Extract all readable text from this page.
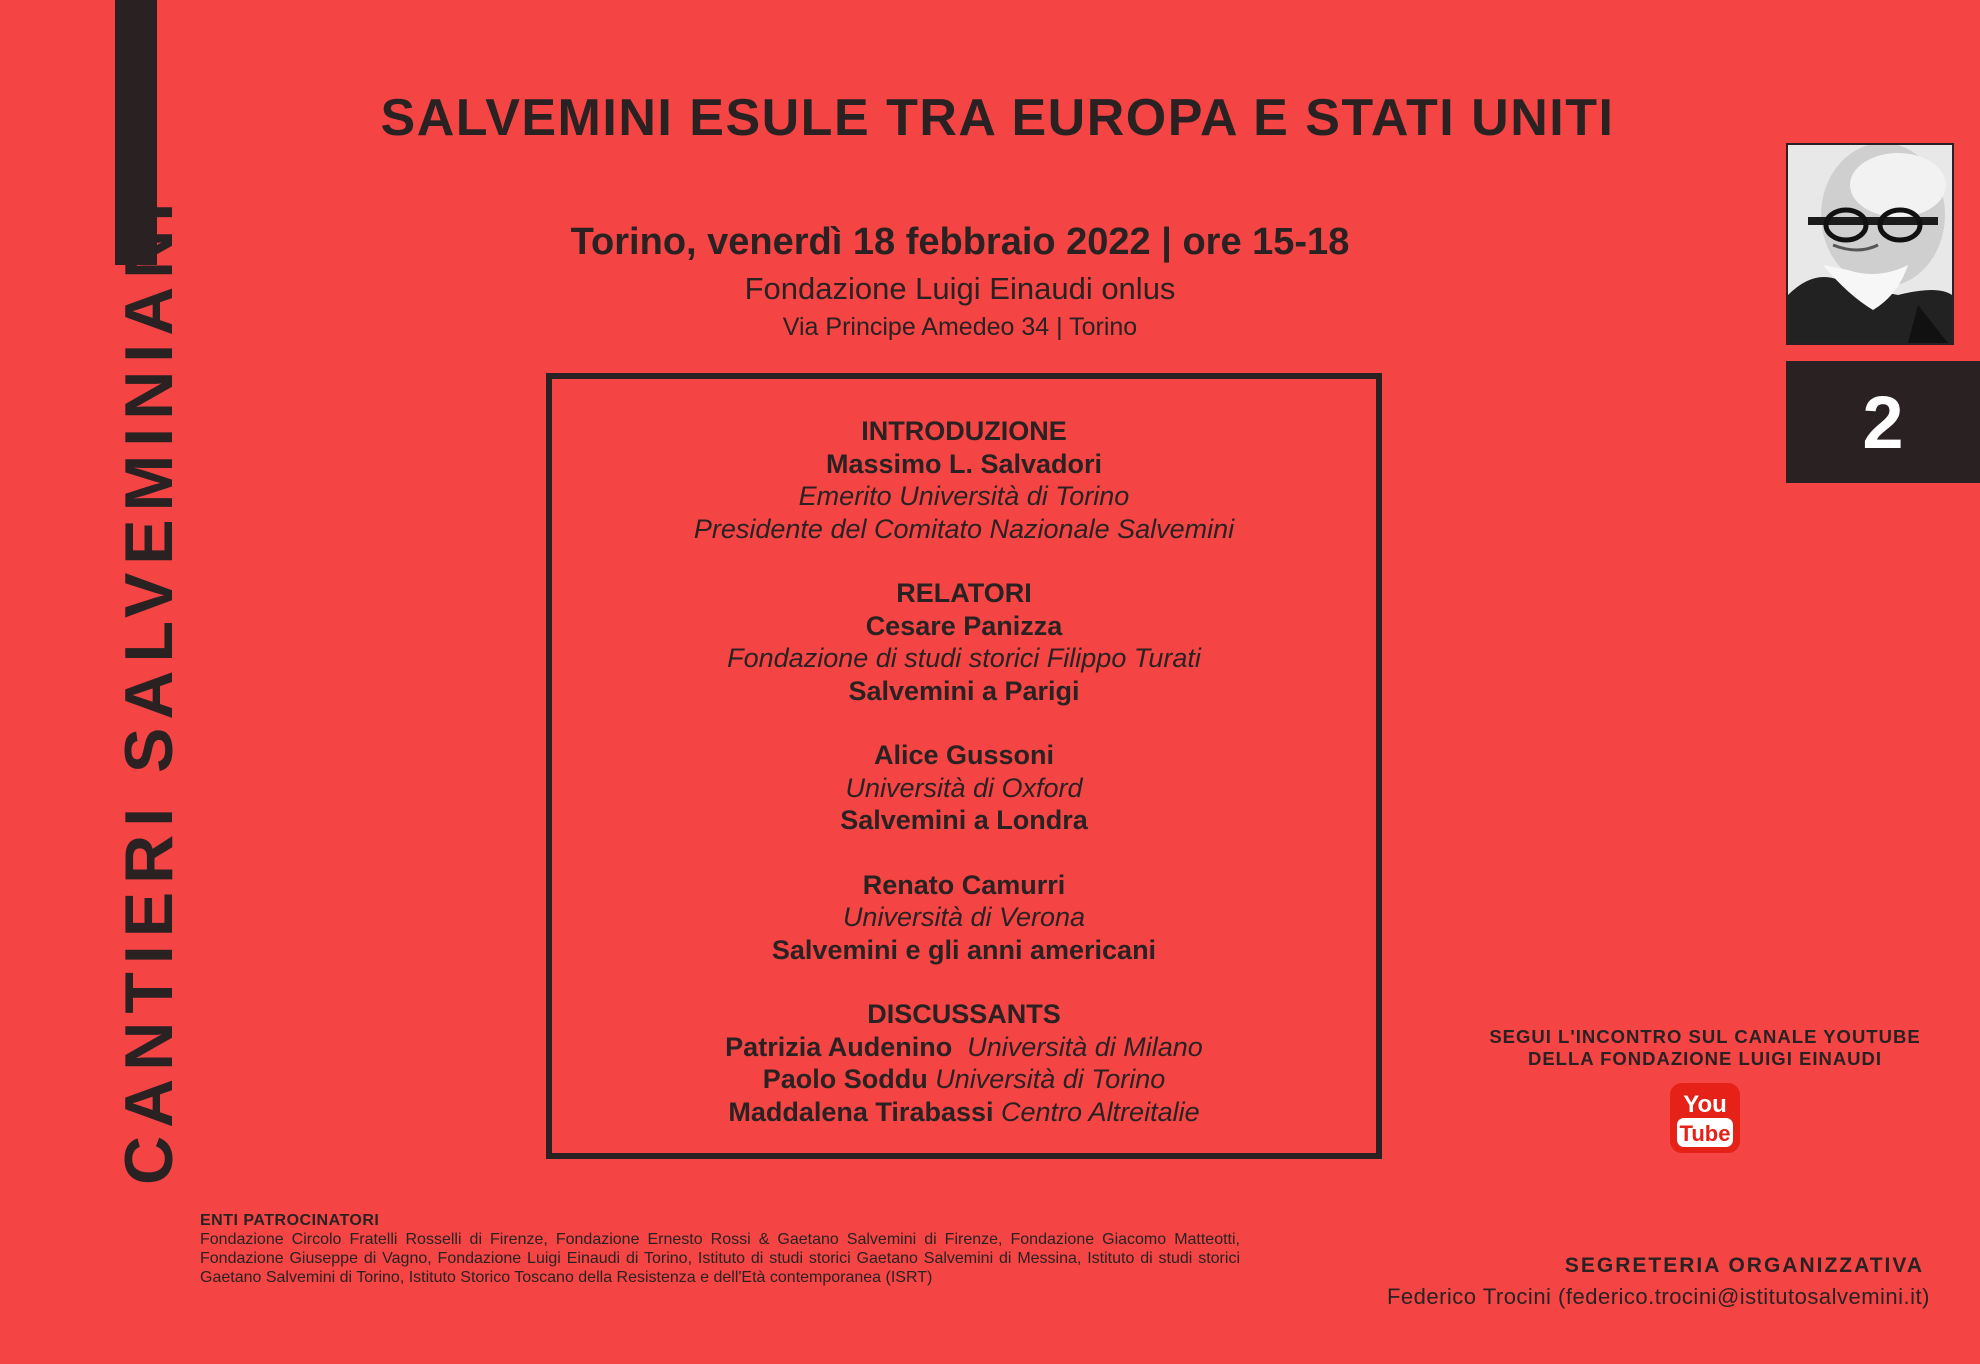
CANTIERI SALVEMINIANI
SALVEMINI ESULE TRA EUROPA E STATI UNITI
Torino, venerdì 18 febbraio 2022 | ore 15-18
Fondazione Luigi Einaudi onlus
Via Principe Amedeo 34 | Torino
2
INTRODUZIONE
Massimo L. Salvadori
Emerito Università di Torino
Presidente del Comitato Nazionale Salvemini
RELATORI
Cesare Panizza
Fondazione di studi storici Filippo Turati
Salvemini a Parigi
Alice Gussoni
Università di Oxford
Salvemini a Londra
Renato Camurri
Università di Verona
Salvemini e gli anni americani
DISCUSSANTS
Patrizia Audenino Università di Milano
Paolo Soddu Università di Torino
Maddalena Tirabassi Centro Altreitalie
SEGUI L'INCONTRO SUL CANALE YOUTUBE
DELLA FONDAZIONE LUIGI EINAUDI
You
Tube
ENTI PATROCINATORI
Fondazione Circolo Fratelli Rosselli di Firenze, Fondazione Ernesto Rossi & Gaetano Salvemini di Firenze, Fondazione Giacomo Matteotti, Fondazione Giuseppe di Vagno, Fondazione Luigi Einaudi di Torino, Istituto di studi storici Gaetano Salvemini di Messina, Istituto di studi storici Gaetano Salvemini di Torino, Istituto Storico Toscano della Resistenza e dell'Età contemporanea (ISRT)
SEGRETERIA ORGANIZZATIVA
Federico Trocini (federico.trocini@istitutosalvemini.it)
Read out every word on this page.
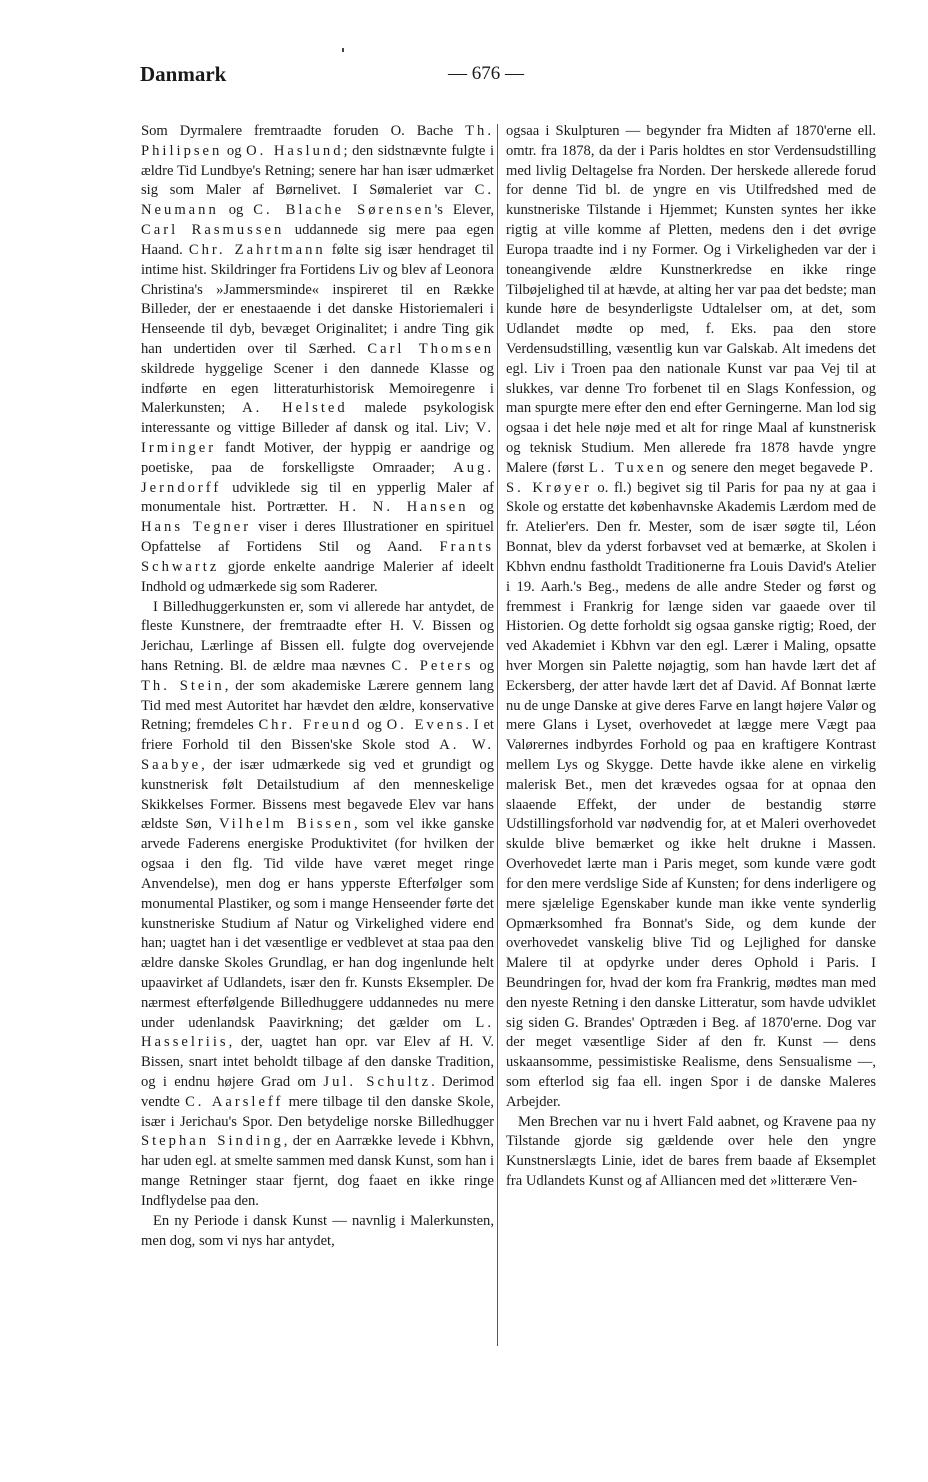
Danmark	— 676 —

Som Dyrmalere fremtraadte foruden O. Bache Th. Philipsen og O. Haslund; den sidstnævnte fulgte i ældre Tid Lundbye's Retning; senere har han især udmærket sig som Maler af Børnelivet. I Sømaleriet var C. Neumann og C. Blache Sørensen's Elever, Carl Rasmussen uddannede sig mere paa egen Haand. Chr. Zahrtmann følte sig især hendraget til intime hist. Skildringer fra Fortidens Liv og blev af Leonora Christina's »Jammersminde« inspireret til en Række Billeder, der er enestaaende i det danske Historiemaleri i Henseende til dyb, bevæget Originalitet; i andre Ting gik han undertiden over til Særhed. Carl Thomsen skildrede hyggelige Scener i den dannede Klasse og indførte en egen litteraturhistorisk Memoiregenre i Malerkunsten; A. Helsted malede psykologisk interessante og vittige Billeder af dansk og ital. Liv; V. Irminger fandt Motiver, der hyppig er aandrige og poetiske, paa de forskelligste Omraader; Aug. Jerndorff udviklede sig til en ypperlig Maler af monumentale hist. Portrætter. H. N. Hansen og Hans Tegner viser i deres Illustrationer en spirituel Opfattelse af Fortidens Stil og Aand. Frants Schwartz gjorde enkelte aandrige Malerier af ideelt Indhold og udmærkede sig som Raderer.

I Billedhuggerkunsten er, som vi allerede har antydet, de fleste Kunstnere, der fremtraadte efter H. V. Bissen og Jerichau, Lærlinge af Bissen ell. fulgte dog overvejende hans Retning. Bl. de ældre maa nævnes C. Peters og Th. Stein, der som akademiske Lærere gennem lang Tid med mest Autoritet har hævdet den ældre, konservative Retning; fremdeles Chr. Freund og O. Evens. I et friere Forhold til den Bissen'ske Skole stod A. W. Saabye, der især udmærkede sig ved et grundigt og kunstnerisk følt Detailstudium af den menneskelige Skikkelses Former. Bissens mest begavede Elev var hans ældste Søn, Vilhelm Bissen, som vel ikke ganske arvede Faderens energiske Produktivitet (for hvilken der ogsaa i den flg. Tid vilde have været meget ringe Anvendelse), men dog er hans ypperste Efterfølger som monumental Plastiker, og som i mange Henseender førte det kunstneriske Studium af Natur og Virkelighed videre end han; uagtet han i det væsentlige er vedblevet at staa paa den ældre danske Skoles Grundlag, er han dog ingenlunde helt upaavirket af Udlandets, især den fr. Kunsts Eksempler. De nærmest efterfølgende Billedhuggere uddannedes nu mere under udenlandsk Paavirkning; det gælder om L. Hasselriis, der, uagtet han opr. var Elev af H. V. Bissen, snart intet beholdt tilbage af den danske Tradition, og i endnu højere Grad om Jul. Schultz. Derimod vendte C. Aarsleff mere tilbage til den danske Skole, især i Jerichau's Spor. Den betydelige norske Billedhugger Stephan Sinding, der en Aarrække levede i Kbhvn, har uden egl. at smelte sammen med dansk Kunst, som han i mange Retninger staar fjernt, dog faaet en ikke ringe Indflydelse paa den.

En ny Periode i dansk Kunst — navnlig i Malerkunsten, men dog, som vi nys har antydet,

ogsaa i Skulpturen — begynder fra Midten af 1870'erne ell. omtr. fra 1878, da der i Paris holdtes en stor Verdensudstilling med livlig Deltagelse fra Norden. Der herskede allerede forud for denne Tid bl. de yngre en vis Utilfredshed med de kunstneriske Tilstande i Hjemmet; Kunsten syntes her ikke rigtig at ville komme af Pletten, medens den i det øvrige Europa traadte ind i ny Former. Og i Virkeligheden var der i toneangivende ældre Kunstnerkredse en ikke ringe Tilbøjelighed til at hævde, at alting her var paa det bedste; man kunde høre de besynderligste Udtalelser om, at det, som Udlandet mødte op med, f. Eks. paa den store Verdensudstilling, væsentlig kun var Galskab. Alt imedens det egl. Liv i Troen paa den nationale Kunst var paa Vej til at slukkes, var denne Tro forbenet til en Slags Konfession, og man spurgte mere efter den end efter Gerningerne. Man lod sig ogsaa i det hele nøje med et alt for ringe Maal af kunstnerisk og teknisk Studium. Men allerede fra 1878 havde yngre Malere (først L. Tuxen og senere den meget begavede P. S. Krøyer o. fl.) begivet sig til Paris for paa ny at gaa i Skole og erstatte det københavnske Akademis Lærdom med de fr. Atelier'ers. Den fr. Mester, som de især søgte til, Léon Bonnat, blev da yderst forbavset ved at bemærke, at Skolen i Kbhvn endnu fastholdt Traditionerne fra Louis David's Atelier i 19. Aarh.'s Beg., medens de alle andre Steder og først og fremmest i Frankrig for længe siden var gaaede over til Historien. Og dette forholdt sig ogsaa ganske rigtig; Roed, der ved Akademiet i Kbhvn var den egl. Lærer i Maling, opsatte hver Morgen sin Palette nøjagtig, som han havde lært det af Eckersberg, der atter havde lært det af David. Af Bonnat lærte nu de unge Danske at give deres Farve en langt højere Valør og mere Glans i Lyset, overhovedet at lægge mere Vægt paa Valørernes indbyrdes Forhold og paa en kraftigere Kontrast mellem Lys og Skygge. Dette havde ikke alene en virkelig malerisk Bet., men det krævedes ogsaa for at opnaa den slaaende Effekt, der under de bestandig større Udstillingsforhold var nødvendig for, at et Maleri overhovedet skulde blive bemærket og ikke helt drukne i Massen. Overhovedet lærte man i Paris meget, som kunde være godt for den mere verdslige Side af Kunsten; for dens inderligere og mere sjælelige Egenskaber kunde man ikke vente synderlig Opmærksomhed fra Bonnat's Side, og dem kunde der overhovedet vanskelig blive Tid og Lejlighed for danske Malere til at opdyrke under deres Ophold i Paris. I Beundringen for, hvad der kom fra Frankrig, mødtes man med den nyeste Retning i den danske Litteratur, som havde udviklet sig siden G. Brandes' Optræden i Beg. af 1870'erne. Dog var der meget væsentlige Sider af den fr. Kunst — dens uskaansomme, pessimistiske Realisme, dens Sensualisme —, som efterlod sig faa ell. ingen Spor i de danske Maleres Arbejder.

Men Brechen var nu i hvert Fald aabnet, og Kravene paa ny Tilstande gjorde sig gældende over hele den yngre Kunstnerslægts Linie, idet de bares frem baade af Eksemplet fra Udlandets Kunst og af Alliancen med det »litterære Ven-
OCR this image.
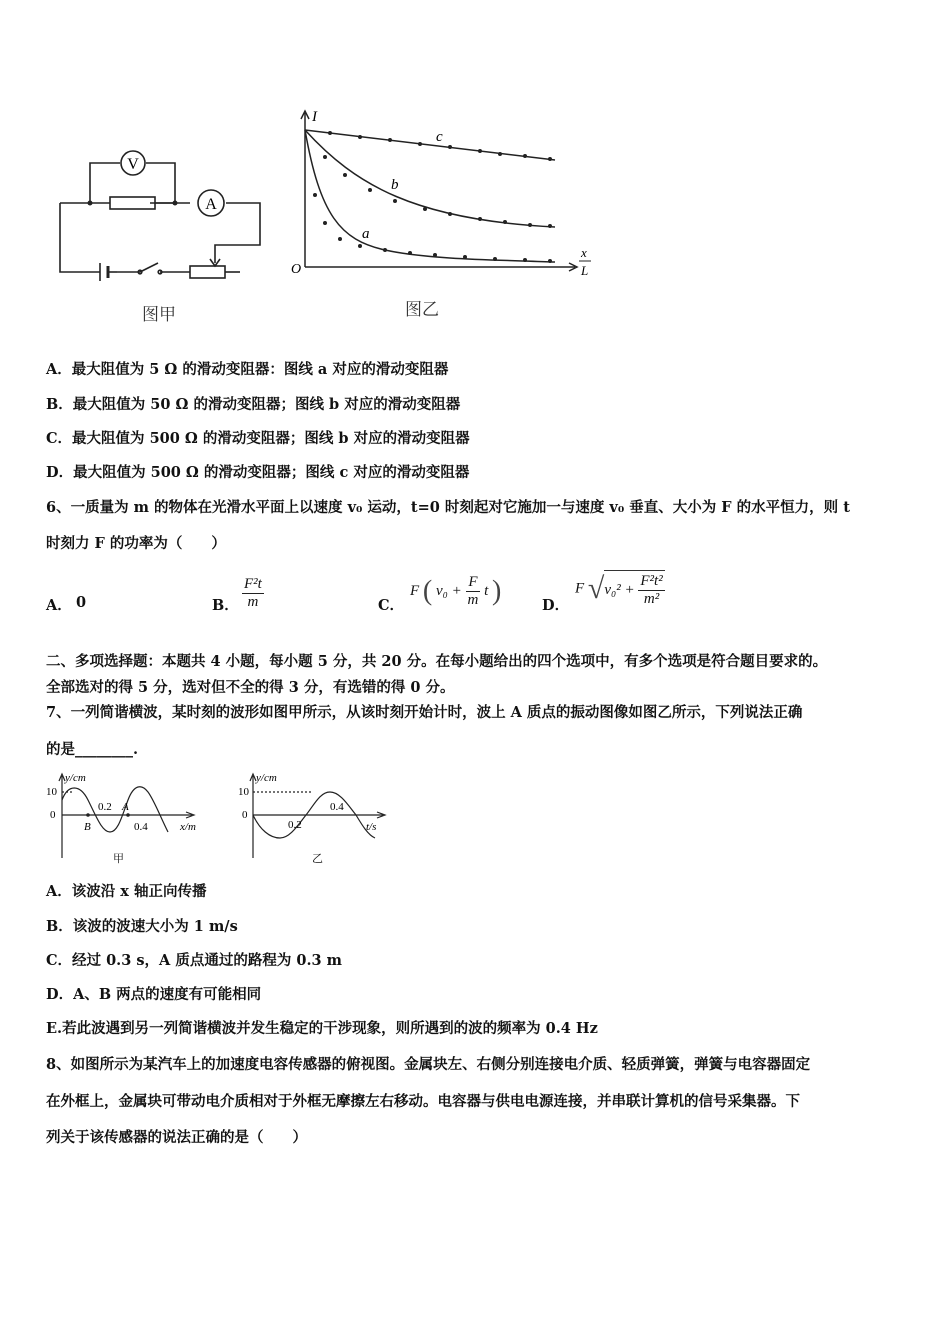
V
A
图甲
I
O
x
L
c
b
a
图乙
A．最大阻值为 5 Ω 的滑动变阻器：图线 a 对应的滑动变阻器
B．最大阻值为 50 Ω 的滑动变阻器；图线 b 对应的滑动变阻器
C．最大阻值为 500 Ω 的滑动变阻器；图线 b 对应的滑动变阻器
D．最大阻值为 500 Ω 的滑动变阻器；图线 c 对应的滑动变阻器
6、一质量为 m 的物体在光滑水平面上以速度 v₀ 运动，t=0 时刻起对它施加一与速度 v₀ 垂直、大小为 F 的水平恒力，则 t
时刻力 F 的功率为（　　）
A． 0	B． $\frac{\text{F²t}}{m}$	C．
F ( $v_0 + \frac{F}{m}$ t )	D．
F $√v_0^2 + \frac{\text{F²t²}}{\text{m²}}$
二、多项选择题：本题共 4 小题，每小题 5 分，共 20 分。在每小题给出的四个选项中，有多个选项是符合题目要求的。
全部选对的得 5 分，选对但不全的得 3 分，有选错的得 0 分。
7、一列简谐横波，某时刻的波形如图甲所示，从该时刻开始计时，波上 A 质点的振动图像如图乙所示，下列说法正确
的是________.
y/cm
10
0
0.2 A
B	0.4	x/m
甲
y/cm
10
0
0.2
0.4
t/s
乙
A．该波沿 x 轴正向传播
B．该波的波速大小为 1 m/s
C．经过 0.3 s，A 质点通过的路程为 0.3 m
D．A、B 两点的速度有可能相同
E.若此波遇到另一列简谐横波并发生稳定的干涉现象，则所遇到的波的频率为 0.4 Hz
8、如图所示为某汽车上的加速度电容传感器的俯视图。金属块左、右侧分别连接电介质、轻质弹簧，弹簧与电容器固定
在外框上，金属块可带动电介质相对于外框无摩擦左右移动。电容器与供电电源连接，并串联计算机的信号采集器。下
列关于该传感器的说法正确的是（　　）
++++
**To do:** Set down exactly, from the line that contains "OCR this image." through the last line of the data, each line as it stands, and leave the pictures out.

**Solution below:**
OCR this image.
V
A
图甲
I
O
x
L
c
b
a
图乙
A．最大阻值为 5 Ω 的滑动变阻器：图线 a 对应的滑动变阻器
B．最大阻值为 50 Ω 的滑动变阻器；图线 b 对应的滑动变阻器
C．最大阻值为 500 Ω 的滑动变阻器；图线 b 对应的滑动变阻器
D．最大阻值为 500 Ω 的滑动变阻器；图线 c 对应的滑动变阻器
6、一质量为 m 的物体在光滑水平面上以速度 v₀ 运动，t=0 时刻起对它施加一与速度 v₀ 垂直、大小为 F 的水平恒力，则 t
时刻力 F 的功率为（　　）
A． 0	B． $\frac{\text{F²t}}{m}$	C．
F ( $v_0 + \frac{F}{m}$ t )	D．
F $√v_0^2 + \frac{\text{F²t²}}{\text{m²}}$
二、多项选择题：本题共 4 小题，每小题 5 分，共 20 分。在每小题给出的四个选项中，有多个选项是符合题目要求的。
全部选对的得 5 分，选对但不全的得 3 分，有选错的得 0 分。
7、一列简谐横波，某时刻的波形如图甲所示，从该时刻开始计时，波上 A 质点的振动图像如图乙所示，下列说法正确
的是________.
y/cm
10
0
0.2 A
B	0.4	x/m
甲
y/cm
10
0
0.2
0.4
t/s
乙
A．该波沿 x 轴正向传播
B．该波的波速大小为 1 m/s
C．经过 0.3 s，A 质点通过的路程为 0.3 m
D．A、B 两点的速度有可能相同
E.若此波遇到另一列简谐横波并发生稳定的干涉现象，则所遇到的波的频率为 0.4 Hz
8、如图所示为某汽车上的加速度电容传感器的俯视图。金属块左、右侧分别连接电介质、轻质弹簧，弹簧与电容器固定
在外框上，金属块可带动电介质相对于外框无摩擦左右移动。电容器与供电电源连接，并串联计算机的信号采集器。下
列关于该传感器的说法正确的是（　　）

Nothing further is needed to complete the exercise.